▶ _The task_: Return the whole listing, line for line, without the pictures in it.
· · ·
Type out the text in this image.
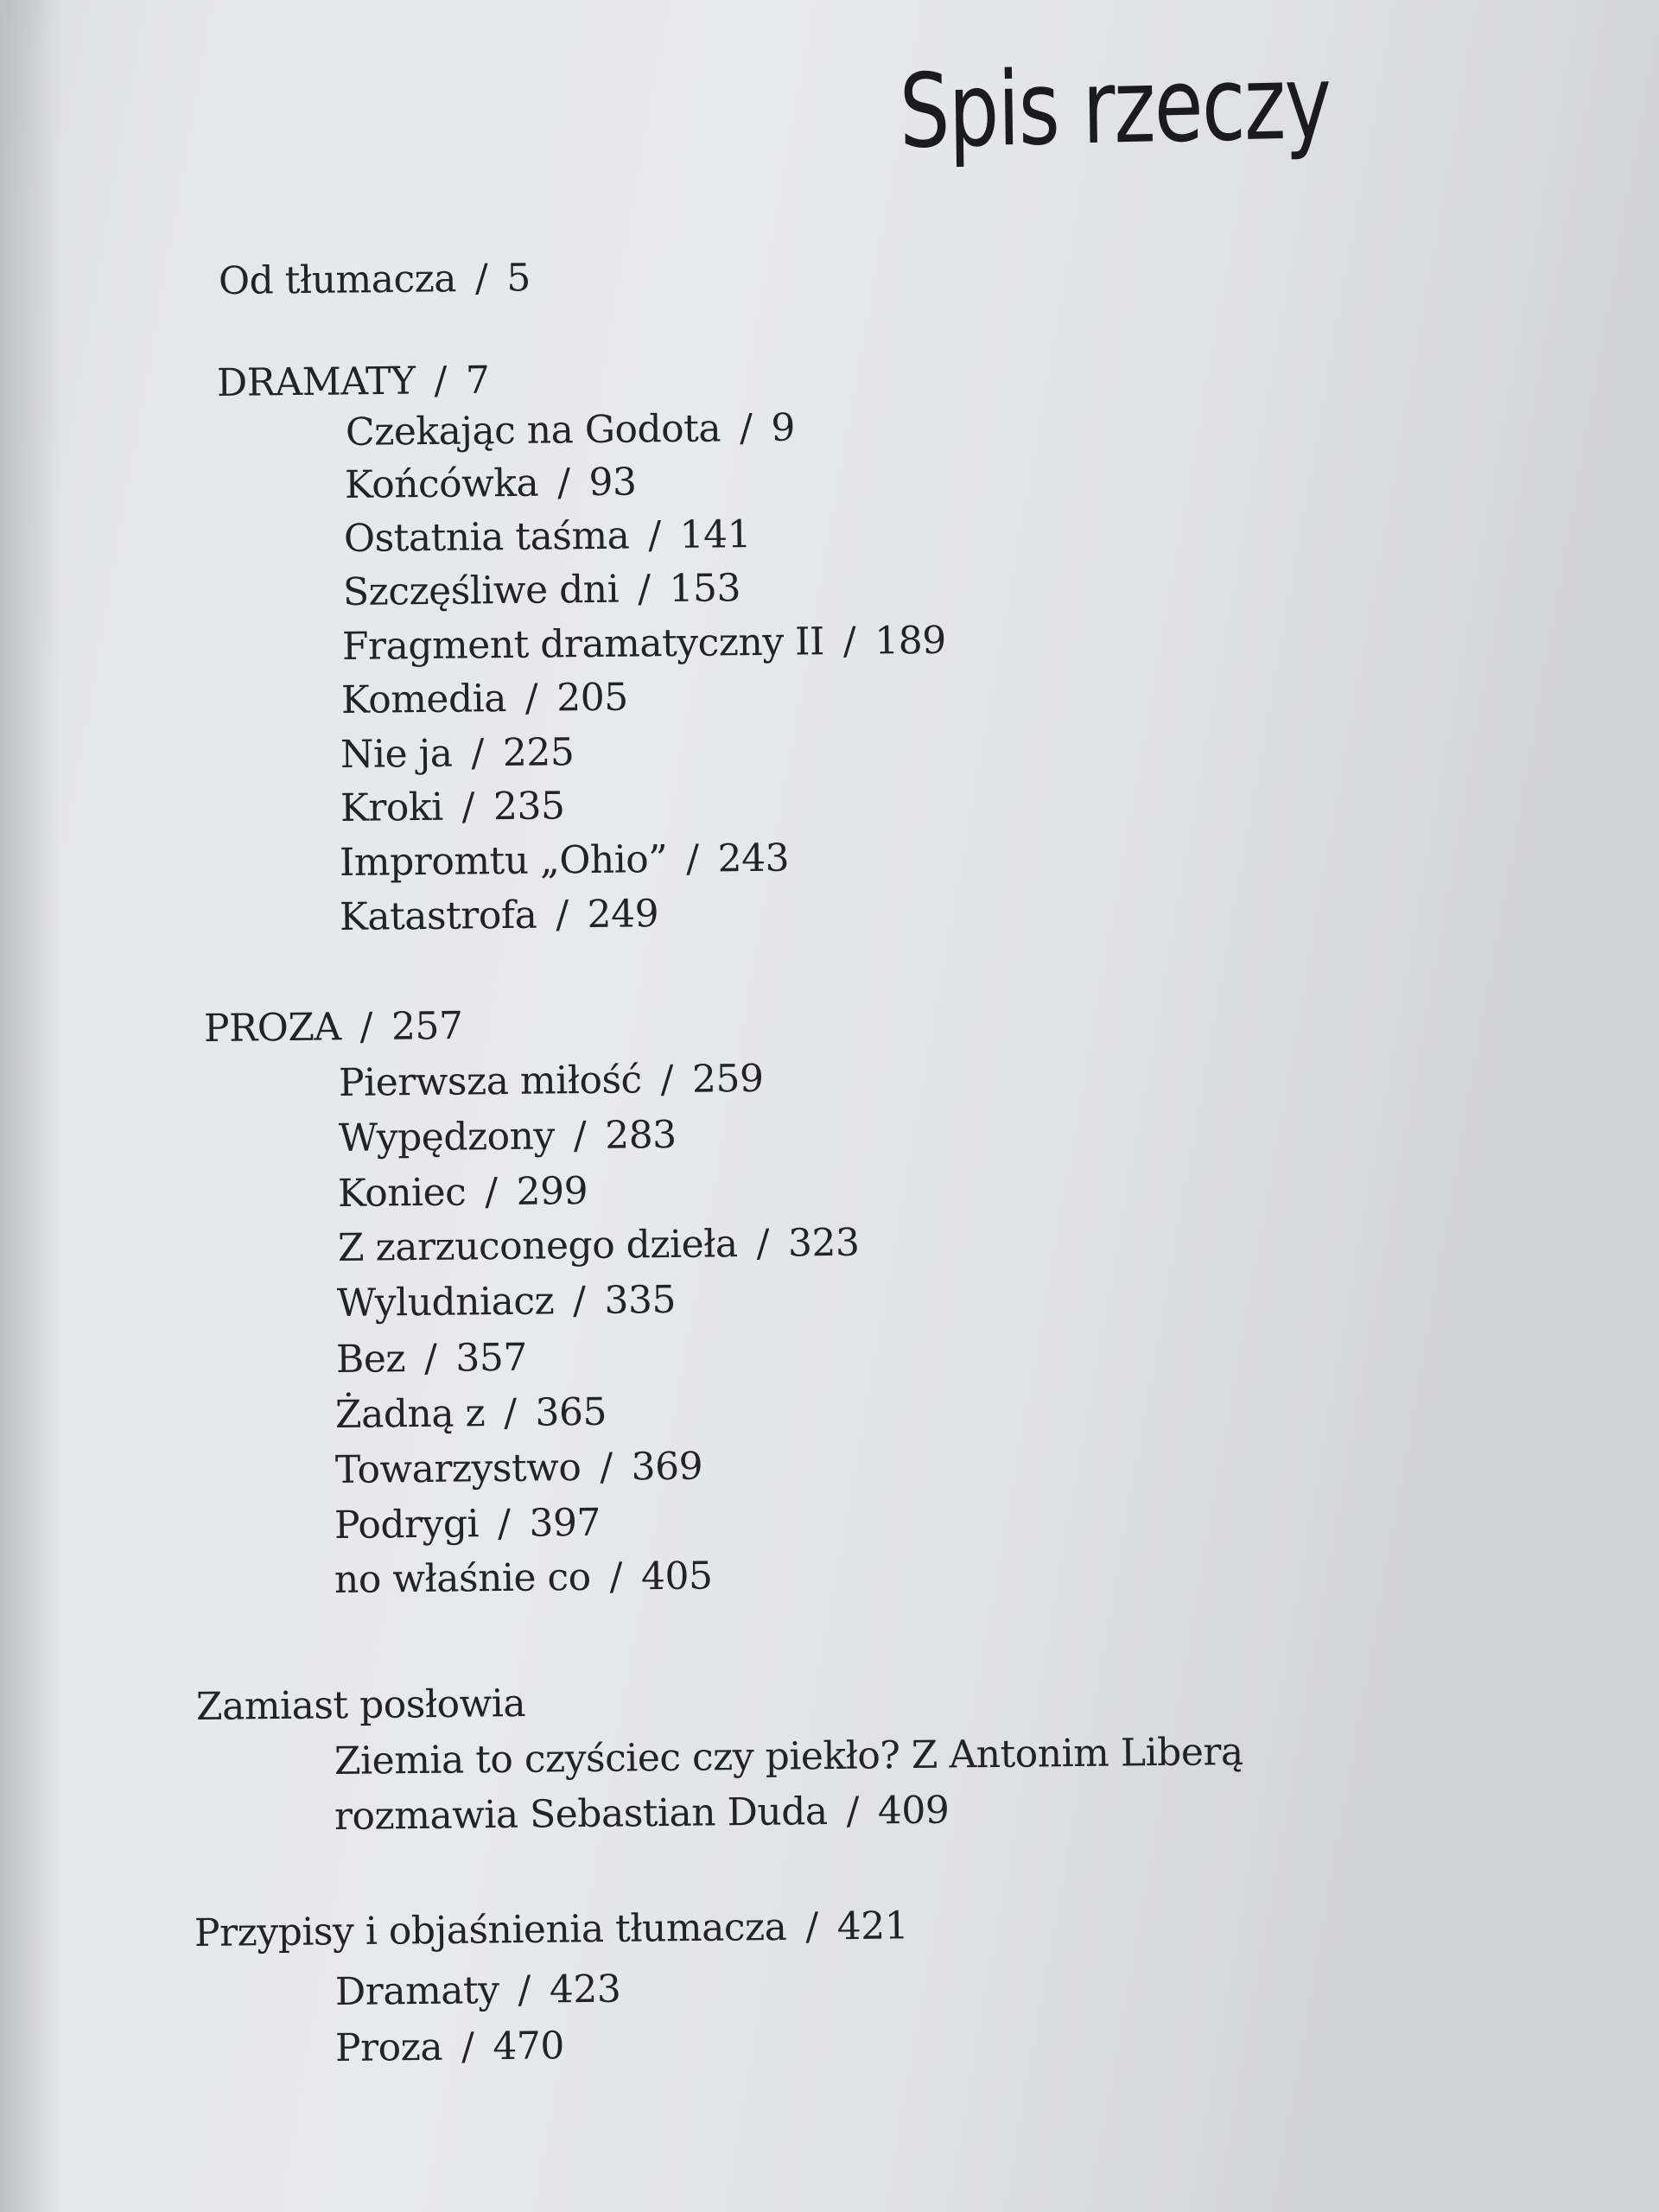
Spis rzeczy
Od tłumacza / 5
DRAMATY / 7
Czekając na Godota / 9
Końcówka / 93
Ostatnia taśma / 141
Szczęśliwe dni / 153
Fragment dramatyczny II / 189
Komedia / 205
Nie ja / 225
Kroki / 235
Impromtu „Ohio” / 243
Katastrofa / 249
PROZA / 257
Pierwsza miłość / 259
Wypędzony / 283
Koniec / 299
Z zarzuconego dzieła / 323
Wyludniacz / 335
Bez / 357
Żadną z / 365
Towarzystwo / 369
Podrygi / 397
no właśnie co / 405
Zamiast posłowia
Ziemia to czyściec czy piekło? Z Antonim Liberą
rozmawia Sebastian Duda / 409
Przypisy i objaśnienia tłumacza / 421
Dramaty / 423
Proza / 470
· · ·
▶ _Exercise response_:
Type out the text in this image.
Spis rzeczy
Od tłumacza / 5
DRAMATY / 7
Czekając na Godota / 9
Końcówka / 93
Ostatnia taśma / 141
Szczęśliwe dni / 153
Fragment dramatyczny II / 189
Komedia / 205
Nie ja / 225
Kroki / 235
Impromtu „Ohio” / 243
Katastrofa / 249
PROZA / 257
Pierwsza miłość / 259
Wypędzony / 283
Koniec / 299
Z zarzuconego dzieła / 323
Wyludniacz / 335
Bez / 357
Żadną z / 365
Towarzystwo / 369
Podrygi / 397
no właśnie co / 405
Zamiast posłowia
Ziemia to czyściec czy piekło? Z Antonim Liberą
rozmawia Sebastian Duda / 409
Przypisy i objaśnienia tłumacza / 421
Dramaty / 423
Proza / 470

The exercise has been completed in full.